Task details:
Review the material and extract every line in which the word "support" occurs.

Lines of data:
○ ○ ○ ○ ○ ○ ○

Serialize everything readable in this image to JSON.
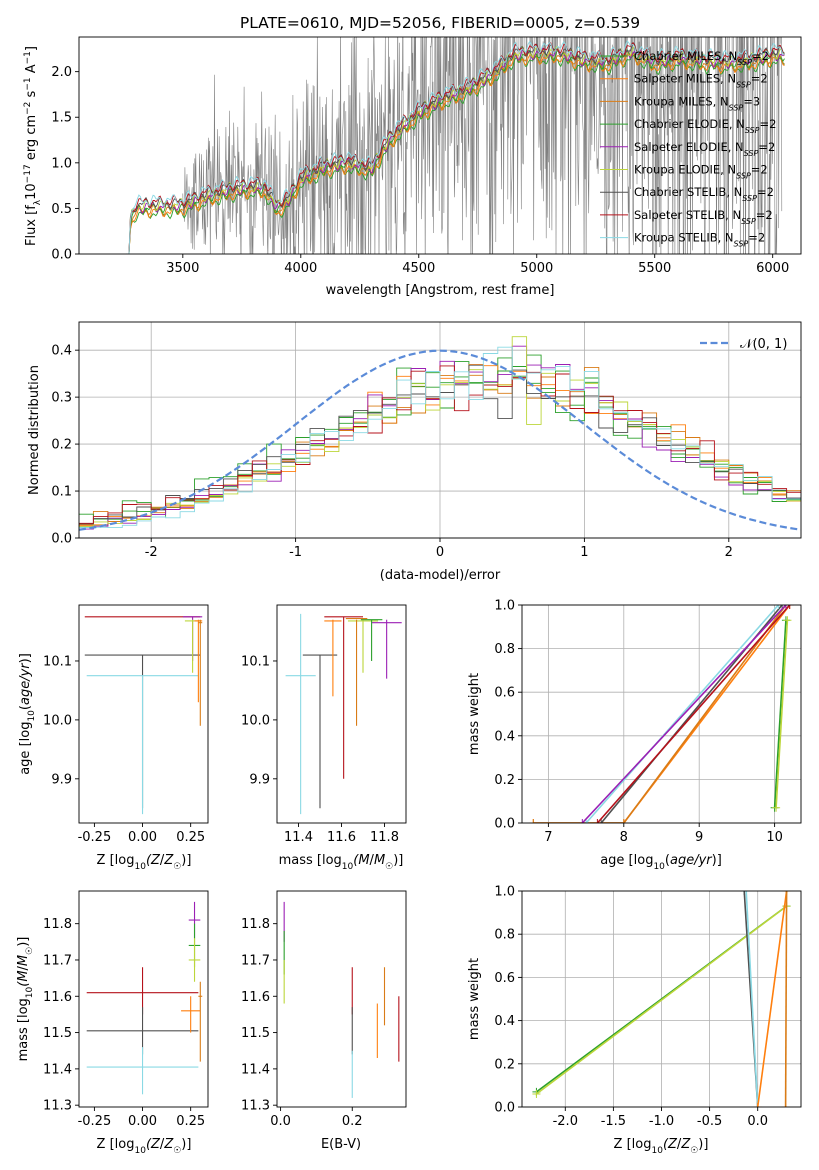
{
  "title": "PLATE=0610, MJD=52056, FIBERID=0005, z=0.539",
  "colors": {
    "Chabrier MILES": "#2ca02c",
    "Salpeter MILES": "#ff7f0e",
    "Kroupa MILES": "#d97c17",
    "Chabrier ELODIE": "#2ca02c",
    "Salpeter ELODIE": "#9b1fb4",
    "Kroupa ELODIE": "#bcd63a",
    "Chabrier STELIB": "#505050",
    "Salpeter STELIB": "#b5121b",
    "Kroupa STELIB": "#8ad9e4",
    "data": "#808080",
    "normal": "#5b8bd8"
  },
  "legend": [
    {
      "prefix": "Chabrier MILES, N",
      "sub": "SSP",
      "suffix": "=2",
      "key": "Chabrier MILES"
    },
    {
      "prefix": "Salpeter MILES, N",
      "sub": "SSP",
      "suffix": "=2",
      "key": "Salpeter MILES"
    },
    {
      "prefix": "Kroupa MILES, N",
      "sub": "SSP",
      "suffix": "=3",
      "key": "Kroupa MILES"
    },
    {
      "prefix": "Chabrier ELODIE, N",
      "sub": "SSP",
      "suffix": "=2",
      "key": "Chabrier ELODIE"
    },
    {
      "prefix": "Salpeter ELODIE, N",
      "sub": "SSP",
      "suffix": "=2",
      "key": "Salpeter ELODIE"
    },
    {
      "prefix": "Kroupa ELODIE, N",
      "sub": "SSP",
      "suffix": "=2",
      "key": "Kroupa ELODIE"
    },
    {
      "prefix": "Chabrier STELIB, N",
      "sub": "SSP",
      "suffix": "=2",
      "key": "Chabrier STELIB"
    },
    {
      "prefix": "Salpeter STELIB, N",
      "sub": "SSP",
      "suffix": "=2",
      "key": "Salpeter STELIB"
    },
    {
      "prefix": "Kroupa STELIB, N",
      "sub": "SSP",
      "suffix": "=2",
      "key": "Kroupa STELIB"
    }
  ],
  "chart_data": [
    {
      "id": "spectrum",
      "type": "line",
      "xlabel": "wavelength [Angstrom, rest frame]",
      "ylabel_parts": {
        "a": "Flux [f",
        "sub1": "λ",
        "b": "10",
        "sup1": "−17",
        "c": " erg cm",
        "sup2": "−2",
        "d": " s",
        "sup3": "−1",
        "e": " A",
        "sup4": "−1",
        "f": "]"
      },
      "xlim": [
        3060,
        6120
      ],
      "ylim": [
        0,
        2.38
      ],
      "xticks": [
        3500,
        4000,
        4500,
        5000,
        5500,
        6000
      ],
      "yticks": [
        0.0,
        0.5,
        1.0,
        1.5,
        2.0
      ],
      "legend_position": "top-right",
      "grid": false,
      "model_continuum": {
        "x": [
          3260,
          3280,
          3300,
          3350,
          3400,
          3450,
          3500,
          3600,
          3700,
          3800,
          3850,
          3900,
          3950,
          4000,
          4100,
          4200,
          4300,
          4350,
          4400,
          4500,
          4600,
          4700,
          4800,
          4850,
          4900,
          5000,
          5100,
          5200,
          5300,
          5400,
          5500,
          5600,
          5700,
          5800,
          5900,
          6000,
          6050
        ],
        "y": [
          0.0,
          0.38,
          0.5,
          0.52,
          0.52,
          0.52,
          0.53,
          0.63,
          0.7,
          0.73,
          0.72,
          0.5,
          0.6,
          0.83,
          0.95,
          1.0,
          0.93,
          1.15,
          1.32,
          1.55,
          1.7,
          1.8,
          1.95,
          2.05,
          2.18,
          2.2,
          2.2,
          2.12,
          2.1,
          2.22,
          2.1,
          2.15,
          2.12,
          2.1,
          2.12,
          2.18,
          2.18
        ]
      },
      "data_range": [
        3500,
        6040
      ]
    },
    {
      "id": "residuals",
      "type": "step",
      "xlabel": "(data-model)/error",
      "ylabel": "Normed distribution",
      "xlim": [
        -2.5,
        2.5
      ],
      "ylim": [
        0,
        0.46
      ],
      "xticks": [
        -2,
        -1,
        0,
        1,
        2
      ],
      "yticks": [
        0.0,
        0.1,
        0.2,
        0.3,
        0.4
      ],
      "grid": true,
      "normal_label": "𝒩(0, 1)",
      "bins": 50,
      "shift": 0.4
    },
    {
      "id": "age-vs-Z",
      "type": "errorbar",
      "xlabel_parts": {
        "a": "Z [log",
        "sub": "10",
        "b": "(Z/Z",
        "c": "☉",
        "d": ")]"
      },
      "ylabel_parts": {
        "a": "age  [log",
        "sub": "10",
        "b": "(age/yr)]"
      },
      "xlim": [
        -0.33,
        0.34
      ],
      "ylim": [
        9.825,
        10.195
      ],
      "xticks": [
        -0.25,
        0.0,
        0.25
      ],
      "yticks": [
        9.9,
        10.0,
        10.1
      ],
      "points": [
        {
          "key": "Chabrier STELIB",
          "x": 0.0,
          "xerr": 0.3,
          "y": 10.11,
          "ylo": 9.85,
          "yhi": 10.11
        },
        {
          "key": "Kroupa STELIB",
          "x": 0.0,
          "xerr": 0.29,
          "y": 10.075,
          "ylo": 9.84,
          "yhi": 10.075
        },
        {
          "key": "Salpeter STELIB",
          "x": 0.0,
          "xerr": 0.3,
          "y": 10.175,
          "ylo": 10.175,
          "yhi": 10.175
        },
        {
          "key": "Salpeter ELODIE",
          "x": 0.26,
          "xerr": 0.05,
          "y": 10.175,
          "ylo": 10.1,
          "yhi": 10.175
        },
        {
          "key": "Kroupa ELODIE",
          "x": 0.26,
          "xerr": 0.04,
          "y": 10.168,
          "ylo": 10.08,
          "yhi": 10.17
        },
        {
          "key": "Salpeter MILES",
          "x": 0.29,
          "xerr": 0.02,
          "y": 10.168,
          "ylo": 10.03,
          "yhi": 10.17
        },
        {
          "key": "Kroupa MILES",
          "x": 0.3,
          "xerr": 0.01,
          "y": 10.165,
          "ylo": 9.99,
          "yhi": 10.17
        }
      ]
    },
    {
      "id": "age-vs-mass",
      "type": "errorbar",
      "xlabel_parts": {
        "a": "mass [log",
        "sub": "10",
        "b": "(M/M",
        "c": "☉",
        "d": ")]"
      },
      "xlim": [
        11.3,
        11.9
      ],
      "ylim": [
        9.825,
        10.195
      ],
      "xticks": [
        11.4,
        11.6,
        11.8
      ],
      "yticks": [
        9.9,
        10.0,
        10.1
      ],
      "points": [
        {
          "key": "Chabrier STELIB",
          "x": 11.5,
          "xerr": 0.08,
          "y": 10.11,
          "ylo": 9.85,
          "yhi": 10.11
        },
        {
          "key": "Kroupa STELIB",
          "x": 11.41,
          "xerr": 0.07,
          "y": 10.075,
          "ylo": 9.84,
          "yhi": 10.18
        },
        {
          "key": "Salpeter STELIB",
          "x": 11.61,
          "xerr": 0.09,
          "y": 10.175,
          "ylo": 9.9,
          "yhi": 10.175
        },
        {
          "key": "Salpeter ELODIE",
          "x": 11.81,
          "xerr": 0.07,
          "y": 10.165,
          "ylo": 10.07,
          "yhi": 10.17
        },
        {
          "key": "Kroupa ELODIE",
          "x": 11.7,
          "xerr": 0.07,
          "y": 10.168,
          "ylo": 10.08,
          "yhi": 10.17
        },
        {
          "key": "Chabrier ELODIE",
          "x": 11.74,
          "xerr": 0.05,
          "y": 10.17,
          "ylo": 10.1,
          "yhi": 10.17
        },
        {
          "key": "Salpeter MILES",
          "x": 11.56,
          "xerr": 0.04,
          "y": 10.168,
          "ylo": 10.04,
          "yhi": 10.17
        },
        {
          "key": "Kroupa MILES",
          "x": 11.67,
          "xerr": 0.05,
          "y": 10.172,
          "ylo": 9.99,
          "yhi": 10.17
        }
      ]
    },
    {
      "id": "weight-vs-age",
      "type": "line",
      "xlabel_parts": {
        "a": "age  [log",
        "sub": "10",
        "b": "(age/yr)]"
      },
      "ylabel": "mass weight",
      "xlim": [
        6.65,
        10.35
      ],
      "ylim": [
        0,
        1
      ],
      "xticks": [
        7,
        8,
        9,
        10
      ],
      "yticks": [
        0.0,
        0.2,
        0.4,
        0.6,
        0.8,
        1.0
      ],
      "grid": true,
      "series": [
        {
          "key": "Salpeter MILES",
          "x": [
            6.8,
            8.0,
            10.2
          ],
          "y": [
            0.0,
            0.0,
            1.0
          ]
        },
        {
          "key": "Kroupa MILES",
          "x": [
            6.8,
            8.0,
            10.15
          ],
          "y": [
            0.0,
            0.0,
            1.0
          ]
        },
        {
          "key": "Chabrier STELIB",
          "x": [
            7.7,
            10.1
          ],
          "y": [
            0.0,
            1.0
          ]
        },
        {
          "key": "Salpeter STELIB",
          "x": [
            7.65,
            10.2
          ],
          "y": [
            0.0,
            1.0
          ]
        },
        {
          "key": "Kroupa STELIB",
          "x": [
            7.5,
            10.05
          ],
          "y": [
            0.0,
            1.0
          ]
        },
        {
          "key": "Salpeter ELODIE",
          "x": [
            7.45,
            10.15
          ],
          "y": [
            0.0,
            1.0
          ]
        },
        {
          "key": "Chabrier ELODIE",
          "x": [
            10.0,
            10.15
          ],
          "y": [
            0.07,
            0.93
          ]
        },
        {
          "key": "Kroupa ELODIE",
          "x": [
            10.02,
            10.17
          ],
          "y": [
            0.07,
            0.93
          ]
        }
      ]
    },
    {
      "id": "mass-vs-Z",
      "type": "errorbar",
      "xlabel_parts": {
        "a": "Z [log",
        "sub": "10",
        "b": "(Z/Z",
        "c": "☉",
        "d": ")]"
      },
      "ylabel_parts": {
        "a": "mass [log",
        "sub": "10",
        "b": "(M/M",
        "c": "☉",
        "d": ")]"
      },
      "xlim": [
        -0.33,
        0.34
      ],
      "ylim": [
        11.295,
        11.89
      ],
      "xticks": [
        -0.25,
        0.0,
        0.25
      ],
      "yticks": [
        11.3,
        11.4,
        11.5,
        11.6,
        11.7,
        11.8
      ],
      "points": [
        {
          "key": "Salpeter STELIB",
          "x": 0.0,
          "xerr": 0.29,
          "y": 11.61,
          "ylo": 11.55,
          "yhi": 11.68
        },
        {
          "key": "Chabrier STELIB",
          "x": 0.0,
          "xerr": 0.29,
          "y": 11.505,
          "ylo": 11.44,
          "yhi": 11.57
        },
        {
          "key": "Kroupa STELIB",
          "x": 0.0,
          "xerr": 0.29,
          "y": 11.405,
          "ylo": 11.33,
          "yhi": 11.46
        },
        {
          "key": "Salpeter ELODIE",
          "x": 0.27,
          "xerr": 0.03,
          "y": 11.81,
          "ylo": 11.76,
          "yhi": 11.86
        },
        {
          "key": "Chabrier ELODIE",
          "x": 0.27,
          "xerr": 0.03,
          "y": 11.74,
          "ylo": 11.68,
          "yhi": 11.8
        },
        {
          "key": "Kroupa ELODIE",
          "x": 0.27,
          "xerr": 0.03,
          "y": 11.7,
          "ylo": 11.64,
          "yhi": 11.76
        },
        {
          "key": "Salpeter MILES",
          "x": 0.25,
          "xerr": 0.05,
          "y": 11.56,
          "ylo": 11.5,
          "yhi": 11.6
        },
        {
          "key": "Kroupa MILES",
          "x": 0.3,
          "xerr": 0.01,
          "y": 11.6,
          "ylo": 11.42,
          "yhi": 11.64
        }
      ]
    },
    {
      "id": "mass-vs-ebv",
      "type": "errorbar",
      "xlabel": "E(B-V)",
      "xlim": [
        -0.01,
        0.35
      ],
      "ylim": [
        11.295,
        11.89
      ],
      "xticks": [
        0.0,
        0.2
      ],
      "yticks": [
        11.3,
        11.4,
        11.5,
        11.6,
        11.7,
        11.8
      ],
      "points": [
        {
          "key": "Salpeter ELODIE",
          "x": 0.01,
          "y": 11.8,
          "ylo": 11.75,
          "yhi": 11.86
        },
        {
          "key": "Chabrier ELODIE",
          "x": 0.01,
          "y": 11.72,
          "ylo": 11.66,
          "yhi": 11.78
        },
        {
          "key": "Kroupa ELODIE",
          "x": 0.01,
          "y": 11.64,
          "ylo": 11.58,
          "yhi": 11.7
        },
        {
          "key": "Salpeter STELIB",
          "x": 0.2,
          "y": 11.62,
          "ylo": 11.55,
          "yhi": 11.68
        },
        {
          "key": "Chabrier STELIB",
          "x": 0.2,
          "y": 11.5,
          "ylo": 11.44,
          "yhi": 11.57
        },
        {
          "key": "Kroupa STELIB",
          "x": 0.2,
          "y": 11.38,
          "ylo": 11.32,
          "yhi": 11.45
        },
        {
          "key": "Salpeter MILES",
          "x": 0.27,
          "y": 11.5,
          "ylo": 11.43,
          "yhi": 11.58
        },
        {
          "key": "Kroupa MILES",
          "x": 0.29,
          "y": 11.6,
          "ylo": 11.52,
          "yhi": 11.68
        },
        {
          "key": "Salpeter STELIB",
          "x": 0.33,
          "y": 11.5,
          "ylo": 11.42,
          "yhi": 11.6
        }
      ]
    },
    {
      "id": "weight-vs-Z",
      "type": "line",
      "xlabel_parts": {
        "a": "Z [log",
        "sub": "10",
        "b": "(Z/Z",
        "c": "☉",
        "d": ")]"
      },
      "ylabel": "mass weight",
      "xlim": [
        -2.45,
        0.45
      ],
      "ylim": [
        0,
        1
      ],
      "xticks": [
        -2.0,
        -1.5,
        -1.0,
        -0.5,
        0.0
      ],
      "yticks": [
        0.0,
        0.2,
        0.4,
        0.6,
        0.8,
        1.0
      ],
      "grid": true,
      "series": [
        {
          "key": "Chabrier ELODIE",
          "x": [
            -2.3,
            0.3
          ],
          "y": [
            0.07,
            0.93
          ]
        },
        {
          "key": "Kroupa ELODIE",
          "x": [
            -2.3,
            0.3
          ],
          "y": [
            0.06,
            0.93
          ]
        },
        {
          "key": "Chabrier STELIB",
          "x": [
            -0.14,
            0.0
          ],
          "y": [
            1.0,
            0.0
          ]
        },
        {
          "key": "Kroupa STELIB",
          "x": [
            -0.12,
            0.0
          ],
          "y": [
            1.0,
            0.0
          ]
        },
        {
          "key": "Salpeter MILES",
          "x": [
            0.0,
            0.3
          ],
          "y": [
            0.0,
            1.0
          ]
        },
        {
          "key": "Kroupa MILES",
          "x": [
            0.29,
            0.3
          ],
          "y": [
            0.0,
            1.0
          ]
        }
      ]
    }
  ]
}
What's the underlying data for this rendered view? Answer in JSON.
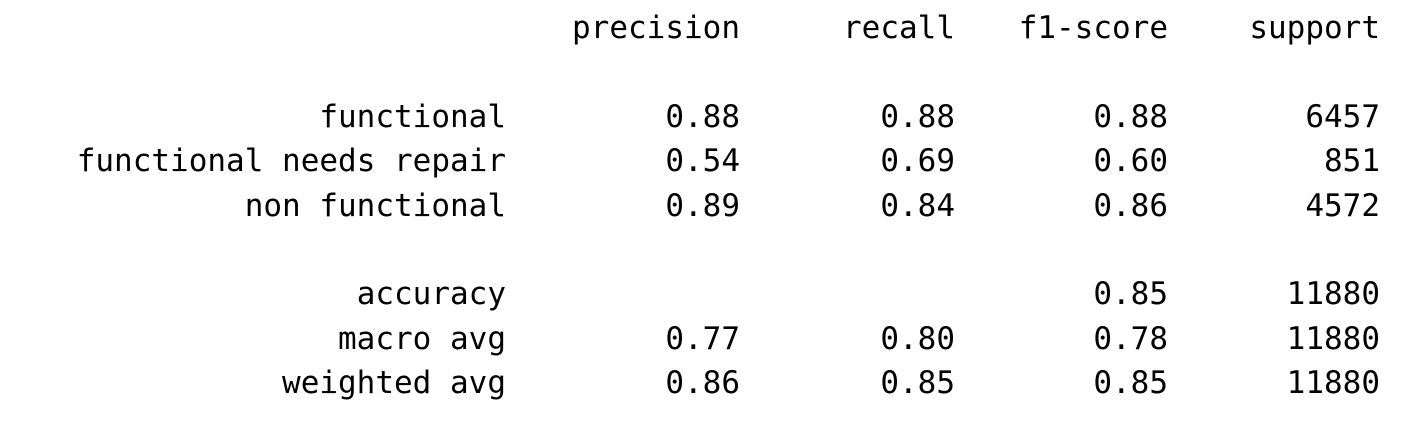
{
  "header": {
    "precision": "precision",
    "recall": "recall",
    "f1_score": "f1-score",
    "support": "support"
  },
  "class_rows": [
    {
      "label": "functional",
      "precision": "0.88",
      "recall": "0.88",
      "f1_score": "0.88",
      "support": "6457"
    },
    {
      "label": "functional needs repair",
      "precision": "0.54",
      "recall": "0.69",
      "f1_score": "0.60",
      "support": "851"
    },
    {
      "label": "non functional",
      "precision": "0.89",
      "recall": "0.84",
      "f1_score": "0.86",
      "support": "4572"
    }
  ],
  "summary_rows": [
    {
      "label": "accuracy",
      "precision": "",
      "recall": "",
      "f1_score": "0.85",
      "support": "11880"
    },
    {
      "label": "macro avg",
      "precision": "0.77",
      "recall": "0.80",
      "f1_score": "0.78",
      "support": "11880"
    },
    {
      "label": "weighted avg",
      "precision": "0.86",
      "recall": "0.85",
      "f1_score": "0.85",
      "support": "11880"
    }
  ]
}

○ ○ ○ ○ ○ ○ ○

Output below:
    "support": "support"
      "support": "6457"
      "support": "851"
      "support": "4572"
      "support": "11880"
      "support": "11880"
      "support": "11880"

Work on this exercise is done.